本文抜粋:
┄┄┄┄┄┄┄┄┄┄┄┄┄┄┄┄┄┄┄┄

大阪・兵庫県境をまたぐ新たな都市計画道路が具体化してきました。府県境の未開通部をつなげることで、兵庫の大幹線が大阪への乗り入れを果たします。
府県境をまたぐ大幹線が誕生へ!
大阪府が2026年7月に都市計画道路「三国塚口線」の都市計画変更に関する地元説明会を開催し、その概要を公開しました。大阪・兵庫の府県境をまたぐ未開通部が具体化してきています。
三国塚口線は豊中市の国道176号から西へ、兵庫県尼崎市方面へ計画されている都市計画道路で、2026年6月に府道大阪池田線(阪神高速11号池田線の高架下道路)までの約1.1kmが開通しました。
この道は地図上では府道「庄本牛立線」と記載されている路線です。2車線の道路が4車線の都市計画道路として整備されました。これを見越して沿道には旧阪急バス豊中営業所跡に「イオンタウン豊中庄内」が出店するなどしています。
今回、都市計画変更の対象となるのは、この延伸部にあたる約420mです。既存道を拡幅し、阪急神戸線と立体交差、旧猪名川に橋をかけて兵庫県側に達します。
そして、兵庫県側で接続するのが「山手幹線」と呼ばれる道路です。府県境から神戸市長田区まで約30kmが整備された基幹的な路線の一つで、西宮から神戸にかけては国道2号の山側に並行する東西の大動脈となっています。
折しも2026年3月には、尼崎市内の阪急神戸線の北側で都市計画道路「園田西武庫線」が開通し、大阪の内環状線と接続して府県をまたぐ東西幹線が完成しましたが、同路線は尼崎市内で途切れます。神戸まで一気通貫の山手幹線が大阪まで延伸すると、ルート選択の幅は大きく変わりそうです。
なお、兵庫県内から三国塚口線で国道176号に向かうと、右折、左折1回ずつで新大阪駅まで到達できます。
●道路が「下」、鉄道が「上」に変更
都市計画上の大きな変更点は、阪急神戸線の高架化です。従来は道路を高架にしてまたぐ計画でしたが、道路を平面、鉄道を高架にする案に変更されました。阪急神戸線高架化の事業区間は約670mです。
今後は2026年11月に都市計画案の縦覧、2027年2月頃の都市計画審議会を経て、3月頃に都市計画が決定される見込みです。

┄┄┄┄┄┄┄┄┄┄┄┄┄┄┄┄┄┄┄┄

提供された記録:
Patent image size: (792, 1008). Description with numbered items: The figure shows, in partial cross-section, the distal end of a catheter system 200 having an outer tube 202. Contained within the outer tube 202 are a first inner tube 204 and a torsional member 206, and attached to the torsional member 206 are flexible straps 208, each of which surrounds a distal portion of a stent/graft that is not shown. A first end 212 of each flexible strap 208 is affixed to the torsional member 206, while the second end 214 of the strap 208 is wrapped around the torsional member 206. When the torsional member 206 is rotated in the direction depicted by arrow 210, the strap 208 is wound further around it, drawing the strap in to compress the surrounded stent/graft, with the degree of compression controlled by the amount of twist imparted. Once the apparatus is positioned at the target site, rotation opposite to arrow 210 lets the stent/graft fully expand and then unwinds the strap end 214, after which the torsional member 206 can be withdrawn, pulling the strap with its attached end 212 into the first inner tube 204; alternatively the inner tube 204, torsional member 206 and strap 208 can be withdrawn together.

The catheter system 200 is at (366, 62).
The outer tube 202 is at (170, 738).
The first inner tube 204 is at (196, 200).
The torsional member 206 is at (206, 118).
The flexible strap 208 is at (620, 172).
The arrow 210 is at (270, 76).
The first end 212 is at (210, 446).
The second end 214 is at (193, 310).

┄┄┄┄┄┄┄┄┄┄┄┄┄┄┄┄┄┄┄┄

三国塚口線の記事を、「今回、都市計画変更の対象とな」という語句のある箇所から書き写し始め、「東西の大動脈となっています。」まで写したら終えてください。一字一句変えずに写してください。 記録はこの作業には関係しません。

今回、都市計画変更の対象となるのは、この延伸部にあたる約420mです。既存道を拡幅し、阪急神戸線と立体交差、旧猪名川に橋をかけて兵庫県側に達します。
そして、兵庫県側で接続するのが「山手幹線」と呼ばれる道路です。府県境から神戸市長田区まで約30kmが整備された基幹的な路線の一つで、西宮から神戸にかけては国道2号の山側に並行する東西の大動脈となっています。